*DO THIS*
Lay out the lines of the entries as a Markdown table with two columns, Row and Line, starting at the line that contains "data-label: 3.48 bbox=[488, 147, 524, 166]" and ending at the last line of the entries. Leave out any blank lines.

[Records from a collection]
##############################
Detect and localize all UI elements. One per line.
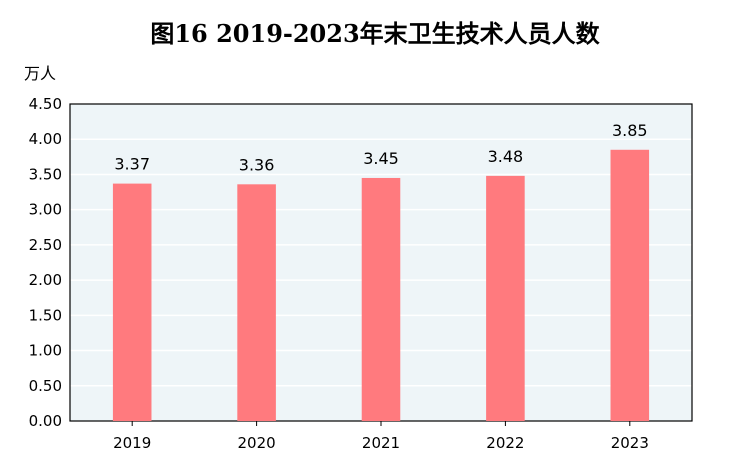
data-label: 3.48 bbox=[488, 147, 524, 166]
y-tick-label: 3.50 bbox=[29, 165, 62, 183]
data-label: 3.37 bbox=[114, 155, 150, 174]
bar-2020 bbox=[237, 184, 276, 421]
bar-2023 bbox=[610, 149, 650, 422]
x-tick-label: 2020 bbox=[238, 434, 276, 452]
data-label: 3.36 bbox=[239, 155, 275, 174]
x-tick-label: 2021 bbox=[362, 434, 400, 452]
y-tick-label: 1.50 bbox=[29, 306, 62, 324]
data-label: 3.85 bbox=[612, 121, 648, 140]
y-tick-label: 0.00 bbox=[29, 412, 62, 430]
x-tick-label: 2022 bbox=[486, 434, 524, 452]
chart-title: 图16 2019-2023年末卫生技术人员人数 bbox=[150, 19, 600, 48]
x-tick-label: 2019 bbox=[113, 434, 151, 452]
y-tick-label: 3.00 bbox=[29, 201, 62, 219]
bar-2022 bbox=[486, 175, 525, 421]
data-label: 3.45 bbox=[363, 149, 399, 168]
y-tick-label: 2.50 bbox=[29, 236, 62, 254]
y-tick-label: 1.00 bbox=[29, 342, 62, 360]
bar-2021 bbox=[361, 177, 401, 421]
y-tick-label: 4.00 bbox=[29, 130, 62, 148]
y-axis-unit-label: 万人 bbox=[24, 64, 57, 83]
x-tick-label: 2023 bbox=[611, 434, 649, 452]
bar-2019 bbox=[112, 183, 152, 421]
y-tick-label: 0.50 bbox=[29, 377, 62, 395]
y-tick-label: 4.50 bbox=[29, 95, 62, 113]
y-tick-label: 2.00 bbox=[29, 271, 62, 289]
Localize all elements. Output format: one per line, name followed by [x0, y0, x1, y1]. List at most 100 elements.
##############################
*SOLUTION TO THIS TASK*
| Row | Line |
|---|---|
| 1 | data-label: 3.48 bbox=[488, 147, 524, 166] |
| 2 | y-tick-label: 3.50 bbox=[29, 165, 62, 183] |
| 3 | data-label: 3.37 bbox=[114, 155, 150, 174] |
| 4 | bar-2020 bbox=[237, 184, 276, 421] |
| 5 | bar-2023 bbox=[610, 149, 650, 422] |
| 6 | x-tick-label: 2020 bbox=[238, 434, 276, 452] |
| 7 | data-label: 3.36 bbox=[239, 155, 275, 174] |
| 8 | x-tick-label: 2021 bbox=[362, 434, 400, 452] |
| 9 | y-tick-label: 1.50 bbox=[29, 306, 62, 324] |
| 10 | data-label: 3.85 bbox=[612, 121, 648, 140] |
| 11 | y-tick-label: 0.00 bbox=[29, 412, 62, 430] |
| 12 | x-tick-label: 2022 bbox=[486, 434, 524, 452] |
| 13 | chart-title: 图16 2019-2023年末卫生技术人员人数 bbox=[150, 19, 600, 48] |
| 14 | x-tick-label: 2019 bbox=[113, 434, 151, 452] |
| 15 | y-tick-label: 3.00 bbox=[29, 201, 62, 219] |
| 16 | bar-2022 bbox=[486, 175, 525, 421] |
| 17 | data-label: 3.45 bbox=[363, 149, 399, 168] |
| 18 | y-tick-label: 2.50 bbox=[29, 236, 62, 254] |
| 19 | y-tick-label: 1.00 bbox=[29, 342, 62, 360] |
| 20 | bar-2021 bbox=[361, 177, 401, 421] |
| 21 | y-tick-label: 4.00 bbox=[29, 130, 62, 148] |
| 22 | y-axis-unit-label: 万人 bbox=[24, 64, 57, 83] |
| 23 | x-tick-label: 2023 bbox=[611, 434, 649, 452] |
| 24 | bar-2019 bbox=[112, 183, 152, 421] |
| 25 | y-tick-label: 0.50 bbox=[29, 377, 62, 395] |
| 26 | y-tick-label: 4.50 bbox=[29, 95, 62, 113] |
| 27 | y-tick-label: 2.00 bbox=[29, 271, 62, 289] |
| 28 | Localize all elements. Output format: one per line, name followed by [x0, y0, x1, y1]. List at most 100 elements. |